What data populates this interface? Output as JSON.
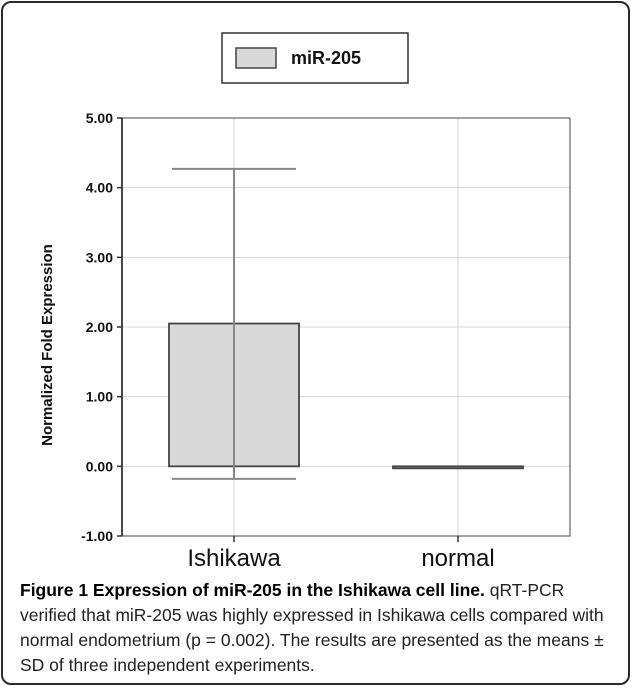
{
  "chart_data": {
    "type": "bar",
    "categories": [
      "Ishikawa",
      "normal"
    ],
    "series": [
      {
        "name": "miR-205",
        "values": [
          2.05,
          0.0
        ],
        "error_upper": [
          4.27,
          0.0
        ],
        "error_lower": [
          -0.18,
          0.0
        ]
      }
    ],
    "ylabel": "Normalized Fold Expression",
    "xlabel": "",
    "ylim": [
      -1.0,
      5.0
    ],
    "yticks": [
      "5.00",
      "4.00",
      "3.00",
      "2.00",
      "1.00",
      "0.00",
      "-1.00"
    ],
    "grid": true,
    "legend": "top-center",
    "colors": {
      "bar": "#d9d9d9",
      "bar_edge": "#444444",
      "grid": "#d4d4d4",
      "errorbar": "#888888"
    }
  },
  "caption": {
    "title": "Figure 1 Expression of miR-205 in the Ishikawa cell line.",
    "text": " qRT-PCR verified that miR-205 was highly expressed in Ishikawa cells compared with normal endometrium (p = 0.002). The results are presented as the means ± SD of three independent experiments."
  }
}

→ **EXERCISE GOAL**:
Give back all entries exactly. No pictures belong in the copy.

→ **YOUR RESPONSE**:
What data populates this interface? Output as JSON.
{
  "chart_data": {
    "type": "bar",
    "categories": [
      "Ishikawa",
      "normal"
    ],
    "series": [
      {
        "name": "miR-205",
        "values": [
          2.05,
          0.0
        ],
        "error_upper": [
          4.27,
          0.0
        ],
        "error_lower": [
          -0.18,
          0.0
        ]
      }
    ],
    "ylabel": "Normalized Fold Expression",
    "xlabel": "",
    "ylim": [
      -1.0,
      5.0
    ],
    "yticks": [
      "5.00",
      "4.00",
      "3.00",
      "2.00",
      "1.00",
      "0.00",
      "-1.00"
    ],
    "grid": true,
    "legend": "top-center",
    "colors": {
      "bar": "#d9d9d9",
      "bar_edge": "#444444",
      "grid": "#d4d4d4",
      "errorbar": "#888888"
    }
  },
  "caption": {
    "title": "Figure 1 Expression of miR-205 in the Ishikawa cell line.",
    "text": " qRT-PCR verified that miR-205 was highly expressed in Ishikawa cells compared with normal endometrium (p = 0.002). The results are presented as the means ± SD of three independent experiments."
  }
}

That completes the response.